§ WHAT NEEDS TO BE DONE
Here are some records; copy every line that holds the word "note".

Collection entries:
++++++++
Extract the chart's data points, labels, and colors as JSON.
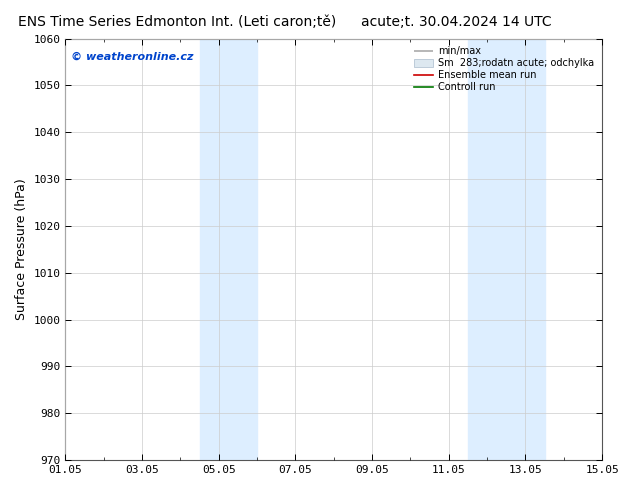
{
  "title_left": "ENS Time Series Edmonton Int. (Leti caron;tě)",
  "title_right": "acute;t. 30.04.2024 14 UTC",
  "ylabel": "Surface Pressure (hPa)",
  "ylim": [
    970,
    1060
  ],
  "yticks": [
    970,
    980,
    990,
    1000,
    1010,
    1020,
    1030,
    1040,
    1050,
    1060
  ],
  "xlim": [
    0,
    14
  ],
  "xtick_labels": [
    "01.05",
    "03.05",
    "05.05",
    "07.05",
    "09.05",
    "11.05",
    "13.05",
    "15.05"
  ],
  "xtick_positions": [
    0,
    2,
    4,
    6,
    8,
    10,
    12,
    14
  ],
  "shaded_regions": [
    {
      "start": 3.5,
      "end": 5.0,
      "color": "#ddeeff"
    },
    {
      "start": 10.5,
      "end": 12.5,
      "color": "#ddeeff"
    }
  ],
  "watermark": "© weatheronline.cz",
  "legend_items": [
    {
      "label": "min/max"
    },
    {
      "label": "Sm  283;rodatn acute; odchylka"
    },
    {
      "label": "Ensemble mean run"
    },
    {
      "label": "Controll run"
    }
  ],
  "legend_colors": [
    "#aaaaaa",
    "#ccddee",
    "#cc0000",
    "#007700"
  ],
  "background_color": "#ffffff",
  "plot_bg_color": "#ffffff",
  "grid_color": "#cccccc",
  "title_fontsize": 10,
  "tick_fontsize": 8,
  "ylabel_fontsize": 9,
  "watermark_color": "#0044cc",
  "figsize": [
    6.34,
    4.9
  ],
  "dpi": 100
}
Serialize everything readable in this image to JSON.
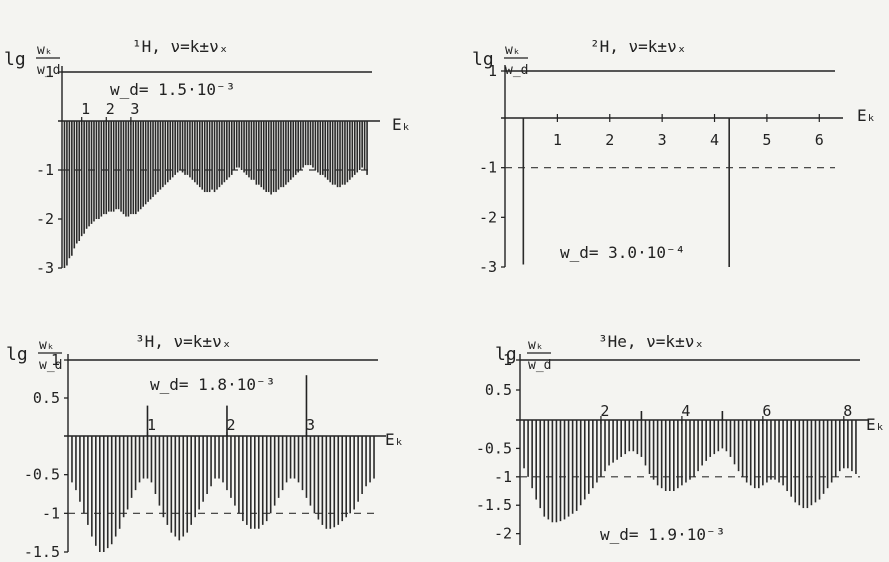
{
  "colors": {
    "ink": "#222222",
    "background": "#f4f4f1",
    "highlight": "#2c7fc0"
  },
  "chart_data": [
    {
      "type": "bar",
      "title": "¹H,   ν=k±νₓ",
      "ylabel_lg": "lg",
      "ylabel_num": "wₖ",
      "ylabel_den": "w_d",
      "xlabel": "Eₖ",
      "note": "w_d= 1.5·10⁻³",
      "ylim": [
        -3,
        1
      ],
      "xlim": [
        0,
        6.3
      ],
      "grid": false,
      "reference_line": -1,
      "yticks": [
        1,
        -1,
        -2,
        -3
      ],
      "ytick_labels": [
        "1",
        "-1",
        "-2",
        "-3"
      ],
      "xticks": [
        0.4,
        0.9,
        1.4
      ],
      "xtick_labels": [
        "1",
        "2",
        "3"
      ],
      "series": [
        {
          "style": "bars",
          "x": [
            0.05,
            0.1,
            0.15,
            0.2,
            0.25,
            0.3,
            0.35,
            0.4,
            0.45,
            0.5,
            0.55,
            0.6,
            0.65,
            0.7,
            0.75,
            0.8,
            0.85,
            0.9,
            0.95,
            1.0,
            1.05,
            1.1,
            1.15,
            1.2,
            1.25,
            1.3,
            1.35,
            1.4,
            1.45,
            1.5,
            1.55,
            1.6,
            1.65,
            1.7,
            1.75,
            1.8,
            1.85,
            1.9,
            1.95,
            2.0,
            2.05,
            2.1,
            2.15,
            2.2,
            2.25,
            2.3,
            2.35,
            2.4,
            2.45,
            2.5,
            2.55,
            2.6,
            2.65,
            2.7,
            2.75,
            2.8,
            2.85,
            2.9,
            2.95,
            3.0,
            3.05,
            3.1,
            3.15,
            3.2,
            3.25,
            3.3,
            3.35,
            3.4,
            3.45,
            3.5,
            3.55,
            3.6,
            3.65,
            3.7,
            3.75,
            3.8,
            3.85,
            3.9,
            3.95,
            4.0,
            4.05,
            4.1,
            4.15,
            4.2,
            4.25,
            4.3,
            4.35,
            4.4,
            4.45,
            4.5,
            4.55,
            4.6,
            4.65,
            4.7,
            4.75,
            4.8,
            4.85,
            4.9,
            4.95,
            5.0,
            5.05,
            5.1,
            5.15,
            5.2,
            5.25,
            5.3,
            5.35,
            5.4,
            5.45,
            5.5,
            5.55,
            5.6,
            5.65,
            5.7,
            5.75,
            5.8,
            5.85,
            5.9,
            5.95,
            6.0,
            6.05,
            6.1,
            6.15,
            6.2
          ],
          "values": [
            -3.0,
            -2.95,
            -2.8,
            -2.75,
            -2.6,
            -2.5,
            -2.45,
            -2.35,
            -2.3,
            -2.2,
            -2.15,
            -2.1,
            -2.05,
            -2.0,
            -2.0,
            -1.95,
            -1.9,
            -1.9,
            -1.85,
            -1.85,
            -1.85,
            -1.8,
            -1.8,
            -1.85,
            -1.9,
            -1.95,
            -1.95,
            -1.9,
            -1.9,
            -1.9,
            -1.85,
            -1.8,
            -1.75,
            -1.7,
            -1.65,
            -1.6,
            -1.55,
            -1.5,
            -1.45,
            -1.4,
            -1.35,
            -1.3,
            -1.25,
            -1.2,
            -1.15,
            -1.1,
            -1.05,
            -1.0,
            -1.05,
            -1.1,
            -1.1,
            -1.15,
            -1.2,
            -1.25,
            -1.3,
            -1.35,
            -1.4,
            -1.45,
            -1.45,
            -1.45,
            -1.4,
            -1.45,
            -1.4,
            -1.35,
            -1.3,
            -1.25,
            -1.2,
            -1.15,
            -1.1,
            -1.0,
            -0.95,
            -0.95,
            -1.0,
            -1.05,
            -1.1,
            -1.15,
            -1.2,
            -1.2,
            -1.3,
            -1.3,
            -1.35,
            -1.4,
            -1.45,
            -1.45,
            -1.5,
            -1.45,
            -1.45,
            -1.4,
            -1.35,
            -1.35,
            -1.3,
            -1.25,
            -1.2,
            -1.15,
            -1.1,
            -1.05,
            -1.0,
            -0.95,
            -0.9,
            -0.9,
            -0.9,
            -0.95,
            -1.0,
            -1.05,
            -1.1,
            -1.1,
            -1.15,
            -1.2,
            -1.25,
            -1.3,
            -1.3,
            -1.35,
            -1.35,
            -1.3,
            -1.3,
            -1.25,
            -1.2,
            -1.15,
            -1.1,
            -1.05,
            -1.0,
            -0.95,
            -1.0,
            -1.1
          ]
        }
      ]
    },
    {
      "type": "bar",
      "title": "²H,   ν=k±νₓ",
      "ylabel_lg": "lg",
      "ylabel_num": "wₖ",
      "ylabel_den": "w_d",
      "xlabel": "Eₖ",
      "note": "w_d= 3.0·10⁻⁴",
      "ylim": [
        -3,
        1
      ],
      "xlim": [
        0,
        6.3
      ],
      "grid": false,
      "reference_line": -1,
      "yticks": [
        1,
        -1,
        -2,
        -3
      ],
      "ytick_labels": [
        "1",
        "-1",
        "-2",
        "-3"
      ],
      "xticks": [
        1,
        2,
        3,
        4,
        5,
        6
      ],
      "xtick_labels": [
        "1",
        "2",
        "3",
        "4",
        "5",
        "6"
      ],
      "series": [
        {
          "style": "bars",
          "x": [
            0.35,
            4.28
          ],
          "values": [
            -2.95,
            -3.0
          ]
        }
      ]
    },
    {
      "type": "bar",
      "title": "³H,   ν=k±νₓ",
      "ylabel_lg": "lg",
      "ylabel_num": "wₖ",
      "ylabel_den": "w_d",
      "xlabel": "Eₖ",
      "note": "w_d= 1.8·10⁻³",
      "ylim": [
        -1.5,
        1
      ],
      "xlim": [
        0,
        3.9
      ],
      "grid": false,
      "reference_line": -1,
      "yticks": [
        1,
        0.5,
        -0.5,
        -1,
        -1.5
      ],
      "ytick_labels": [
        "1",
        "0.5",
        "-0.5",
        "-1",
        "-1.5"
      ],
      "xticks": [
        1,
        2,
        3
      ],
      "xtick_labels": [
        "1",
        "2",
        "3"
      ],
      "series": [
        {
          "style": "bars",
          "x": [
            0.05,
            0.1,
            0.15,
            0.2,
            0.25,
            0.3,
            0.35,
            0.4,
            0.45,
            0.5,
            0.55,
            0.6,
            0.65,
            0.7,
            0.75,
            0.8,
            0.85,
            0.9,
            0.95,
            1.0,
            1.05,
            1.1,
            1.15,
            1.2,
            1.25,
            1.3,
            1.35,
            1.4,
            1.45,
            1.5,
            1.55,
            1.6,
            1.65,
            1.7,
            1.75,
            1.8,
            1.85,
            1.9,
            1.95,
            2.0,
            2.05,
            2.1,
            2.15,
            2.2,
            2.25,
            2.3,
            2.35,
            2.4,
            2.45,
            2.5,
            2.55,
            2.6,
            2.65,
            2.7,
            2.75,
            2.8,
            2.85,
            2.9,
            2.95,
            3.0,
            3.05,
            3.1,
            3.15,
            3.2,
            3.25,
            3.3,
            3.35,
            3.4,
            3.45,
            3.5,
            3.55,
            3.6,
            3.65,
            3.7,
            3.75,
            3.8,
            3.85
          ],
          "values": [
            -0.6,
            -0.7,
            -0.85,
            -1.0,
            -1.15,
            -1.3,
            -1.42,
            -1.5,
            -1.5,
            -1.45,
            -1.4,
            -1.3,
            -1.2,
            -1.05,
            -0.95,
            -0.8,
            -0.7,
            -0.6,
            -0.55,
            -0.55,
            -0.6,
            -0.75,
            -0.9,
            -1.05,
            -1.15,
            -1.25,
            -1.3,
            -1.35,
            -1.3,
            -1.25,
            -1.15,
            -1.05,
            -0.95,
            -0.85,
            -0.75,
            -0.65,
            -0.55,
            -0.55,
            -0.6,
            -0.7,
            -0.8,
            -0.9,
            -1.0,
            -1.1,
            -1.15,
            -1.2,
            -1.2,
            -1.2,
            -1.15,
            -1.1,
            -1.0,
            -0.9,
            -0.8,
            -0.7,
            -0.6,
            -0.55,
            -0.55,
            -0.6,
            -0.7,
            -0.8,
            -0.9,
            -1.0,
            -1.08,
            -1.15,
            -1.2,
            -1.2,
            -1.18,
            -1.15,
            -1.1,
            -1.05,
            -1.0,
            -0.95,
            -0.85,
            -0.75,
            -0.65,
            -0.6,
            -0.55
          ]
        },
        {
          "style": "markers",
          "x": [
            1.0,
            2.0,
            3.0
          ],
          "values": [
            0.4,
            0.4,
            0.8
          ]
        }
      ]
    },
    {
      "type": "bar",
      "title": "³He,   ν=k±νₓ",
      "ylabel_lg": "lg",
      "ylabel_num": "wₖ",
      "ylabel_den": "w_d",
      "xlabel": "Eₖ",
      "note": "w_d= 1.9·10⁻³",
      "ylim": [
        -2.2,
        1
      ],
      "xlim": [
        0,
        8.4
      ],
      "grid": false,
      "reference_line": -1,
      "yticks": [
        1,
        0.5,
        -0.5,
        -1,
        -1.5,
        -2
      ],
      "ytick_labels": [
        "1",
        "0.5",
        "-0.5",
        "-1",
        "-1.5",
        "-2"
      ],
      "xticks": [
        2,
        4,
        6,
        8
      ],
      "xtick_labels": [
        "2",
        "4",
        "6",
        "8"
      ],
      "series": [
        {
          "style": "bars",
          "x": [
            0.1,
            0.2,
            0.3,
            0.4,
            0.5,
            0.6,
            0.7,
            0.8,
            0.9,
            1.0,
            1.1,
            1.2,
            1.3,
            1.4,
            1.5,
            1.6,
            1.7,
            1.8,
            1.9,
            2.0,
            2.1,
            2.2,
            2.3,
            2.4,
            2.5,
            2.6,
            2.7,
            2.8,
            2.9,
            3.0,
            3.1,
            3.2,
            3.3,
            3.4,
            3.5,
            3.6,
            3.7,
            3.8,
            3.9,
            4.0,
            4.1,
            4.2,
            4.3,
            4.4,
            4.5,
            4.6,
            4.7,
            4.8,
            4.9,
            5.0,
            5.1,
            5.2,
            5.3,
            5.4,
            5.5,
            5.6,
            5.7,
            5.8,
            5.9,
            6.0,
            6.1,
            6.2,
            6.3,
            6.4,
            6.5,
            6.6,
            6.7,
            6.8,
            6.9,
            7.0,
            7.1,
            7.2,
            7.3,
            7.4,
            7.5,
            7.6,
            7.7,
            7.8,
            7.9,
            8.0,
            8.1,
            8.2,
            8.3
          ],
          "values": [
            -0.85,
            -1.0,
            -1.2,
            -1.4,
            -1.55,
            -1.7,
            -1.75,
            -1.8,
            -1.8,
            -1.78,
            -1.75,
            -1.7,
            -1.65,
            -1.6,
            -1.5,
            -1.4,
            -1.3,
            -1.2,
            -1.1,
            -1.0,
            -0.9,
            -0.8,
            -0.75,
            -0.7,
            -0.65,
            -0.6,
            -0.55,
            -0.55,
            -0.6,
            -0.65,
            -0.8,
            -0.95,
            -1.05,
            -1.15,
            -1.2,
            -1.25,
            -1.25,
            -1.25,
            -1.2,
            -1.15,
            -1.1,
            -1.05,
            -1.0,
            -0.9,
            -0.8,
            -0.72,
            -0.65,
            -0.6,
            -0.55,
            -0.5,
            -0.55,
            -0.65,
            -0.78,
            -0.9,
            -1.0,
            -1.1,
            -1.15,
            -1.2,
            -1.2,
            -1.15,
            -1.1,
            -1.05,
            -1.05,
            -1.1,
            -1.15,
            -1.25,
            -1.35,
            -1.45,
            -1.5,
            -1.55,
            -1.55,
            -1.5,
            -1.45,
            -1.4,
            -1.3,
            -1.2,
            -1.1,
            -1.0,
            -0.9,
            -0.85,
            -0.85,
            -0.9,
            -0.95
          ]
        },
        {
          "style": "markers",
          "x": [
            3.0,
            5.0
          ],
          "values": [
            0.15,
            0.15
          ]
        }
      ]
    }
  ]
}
++++++++
§ TASK RESPONSE
      "note": "w_d= 1.5·10⁻³",
      "note": "w_d= 3.0·10⁻⁴",
      "note": "w_d= 1.8·10⁻³",
      "note": "w_d= 1.9·10⁻³",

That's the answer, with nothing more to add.